Stored data entries:
----
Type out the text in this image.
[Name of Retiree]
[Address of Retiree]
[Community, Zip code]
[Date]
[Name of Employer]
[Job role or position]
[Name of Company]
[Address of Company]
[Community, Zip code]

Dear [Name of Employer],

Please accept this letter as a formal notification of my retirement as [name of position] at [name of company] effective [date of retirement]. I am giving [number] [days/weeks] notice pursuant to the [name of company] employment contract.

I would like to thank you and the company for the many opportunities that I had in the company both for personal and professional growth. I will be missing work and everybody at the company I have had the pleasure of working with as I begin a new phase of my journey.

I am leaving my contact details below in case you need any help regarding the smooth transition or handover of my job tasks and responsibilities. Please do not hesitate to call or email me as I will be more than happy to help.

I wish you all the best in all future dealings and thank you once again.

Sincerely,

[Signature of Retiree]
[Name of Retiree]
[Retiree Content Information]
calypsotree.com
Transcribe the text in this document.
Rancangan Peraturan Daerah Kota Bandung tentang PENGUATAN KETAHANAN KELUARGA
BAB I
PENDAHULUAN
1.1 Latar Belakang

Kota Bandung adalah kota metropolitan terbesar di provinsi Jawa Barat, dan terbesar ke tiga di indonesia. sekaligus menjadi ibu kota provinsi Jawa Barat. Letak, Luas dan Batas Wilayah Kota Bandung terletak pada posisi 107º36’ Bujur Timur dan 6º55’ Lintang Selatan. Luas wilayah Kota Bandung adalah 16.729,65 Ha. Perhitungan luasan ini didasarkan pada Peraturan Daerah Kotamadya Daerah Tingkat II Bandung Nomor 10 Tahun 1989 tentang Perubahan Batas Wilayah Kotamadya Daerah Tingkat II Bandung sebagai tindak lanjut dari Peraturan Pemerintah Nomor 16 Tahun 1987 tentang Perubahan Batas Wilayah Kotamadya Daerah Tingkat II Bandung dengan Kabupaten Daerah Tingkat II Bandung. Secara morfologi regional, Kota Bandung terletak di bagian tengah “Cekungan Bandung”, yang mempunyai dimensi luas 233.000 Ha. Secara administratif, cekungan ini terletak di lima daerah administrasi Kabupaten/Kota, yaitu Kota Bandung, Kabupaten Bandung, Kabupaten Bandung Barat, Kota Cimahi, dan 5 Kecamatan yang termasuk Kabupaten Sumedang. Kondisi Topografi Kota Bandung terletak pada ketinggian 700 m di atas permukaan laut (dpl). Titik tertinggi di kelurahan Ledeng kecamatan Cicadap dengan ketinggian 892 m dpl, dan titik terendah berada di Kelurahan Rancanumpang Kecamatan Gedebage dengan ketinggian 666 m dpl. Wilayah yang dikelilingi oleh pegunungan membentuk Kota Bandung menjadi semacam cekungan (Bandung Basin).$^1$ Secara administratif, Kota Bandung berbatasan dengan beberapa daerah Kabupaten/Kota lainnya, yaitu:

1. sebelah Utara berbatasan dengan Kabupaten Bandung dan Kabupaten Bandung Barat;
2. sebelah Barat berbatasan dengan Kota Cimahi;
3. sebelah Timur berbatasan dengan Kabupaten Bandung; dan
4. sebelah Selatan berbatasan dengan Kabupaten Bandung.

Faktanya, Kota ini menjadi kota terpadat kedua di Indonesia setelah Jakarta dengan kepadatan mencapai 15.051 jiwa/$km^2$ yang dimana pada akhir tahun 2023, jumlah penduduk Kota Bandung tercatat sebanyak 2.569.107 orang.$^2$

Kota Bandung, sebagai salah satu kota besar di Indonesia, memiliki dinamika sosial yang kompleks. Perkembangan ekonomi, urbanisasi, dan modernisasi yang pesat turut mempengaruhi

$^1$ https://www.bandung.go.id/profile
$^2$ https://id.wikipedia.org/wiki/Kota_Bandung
----
## What is expected:
Please reproduce all of the entries exactly as they stand.

## Finished exercise:
Type out the text in this image.
[Name of Retiree]
[Address of Retiree]
[Community, Zip code]
[Date]
[Name of Employer]
[Job role or position]
[Name of Company]
[Address of Company]
[Community, Zip code]

Dear [Name of Employer],

Please accept this letter as a formal notification of my retirement as [name of position] at [name of company] effective [date of retirement]. I am giving [number] [days/weeks] notice pursuant to the [name of company] employment contract.

I would like to thank you and the company for the many opportunities that I had in the company both for personal and professional growth. I will be missing work and everybody at the company I have had the pleasure of working with as I begin a new phase of my journey.

I am leaving my contact details below in case you need any help regarding the smooth transition or handover of my job tasks and responsibilities. Please do not hesitate to call or email me as I will be more than happy to help.

I wish you all the best in all future dealings and thank you once again.

Sincerely,

[Signature of Retiree]
[Name of Retiree]
[Retiree Content Information]
calypsotree.com
Transcribe the text in this document.
Rancangan Peraturan Daerah Kota Bandung tentang PENGUATAN KETAHANAN KELUARGA
BAB I
PENDAHULUAN
1.1 Latar Belakang

Kota Bandung adalah kota metropolitan terbesar di provinsi Jawa Barat, dan terbesar ke tiga di indonesia. sekaligus menjadi ibu kota provinsi Jawa Barat. Letak, Luas dan Batas Wilayah Kota Bandung terletak pada posisi 107º36’ Bujur Timur dan 6º55’ Lintang Selatan. Luas wilayah Kota Bandung adalah 16.729,65 Ha. Perhitungan luasan ini didasarkan pada Peraturan Daerah Kotamadya Daerah Tingkat II Bandung Nomor 10 Tahun 1989 tentang Perubahan Batas Wilayah Kotamadya Daerah Tingkat II Bandung sebagai tindak lanjut dari Peraturan Pemerintah Nomor 16 Tahun 1987 tentang Perubahan Batas Wilayah Kotamadya Daerah Tingkat II Bandung dengan Kabupaten Daerah Tingkat II Bandung. Secara morfologi regional, Kota Bandung terletak di bagian tengah “Cekungan Bandung”, yang mempunyai dimensi luas 233.000 Ha. Secara administratif, cekungan ini terletak di lima daerah administrasi Kabupaten/Kota, yaitu Kota Bandung, Kabupaten Bandung, Kabupaten Bandung Barat, Kota Cimahi, dan 5 Kecamatan yang termasuk Kabupaten Sumedang. Kondisi Topografi Kota Bandung terletak pada ketinggian 700 m di atas permukaan laut (dpl). Titik tertinggi di kelurahan Ledeng kecamatan Cicadap dengan ketinggian 892 m dpl, dan titik terendah berada di Kelurahan Rancanumpang Kecamatan Gedebage dengan ketinggian 666 m dpl. Wilayah yang dikelilingi oleh pegunungan membentuk Kota Bandung menjadi semacam cekungan (Bandung Basin).$^1$ Secara administratif, Kota Bandung berbatasan dengan beberapa daerah Kabupaten/Kota lainnya, yaitu:

1. sebelah Utara berbatasan dengan Kabupaten Bandung dan Kabupaten Bandung Barat;
2. sebelah Barat berbatasan dengan Kota Cimahi;
3. sebelah Timur berbatasan dengan Kabupaten Bandung; dan
4. sebelah Selatan berbatasan dengan Kabupaten Bandung.

Faktanya, Kota ini menjadi kota terpadat kedua di Indonesia setelah Jakarta dengan kepadatan mencapai 15.051 jiwa/$km^2$ yang dimana pada akhir tahun 2023, jumlah penduduk Kota Bandung tercatat sebanyak 2.569.107 orang.$^2$

Kota Bandung, sebagai salah satu kota besar di Indonesia, memiliki dinamika sosial yang kompleks. Perkembangan ekonomi, urbanisasi, dan modernisasi yang pesat turut mempengaruhi

$^1$ https://www.bandung.go.id/profile
$^2$ https://id.wikipedia.org/wiki/Kota_Bandung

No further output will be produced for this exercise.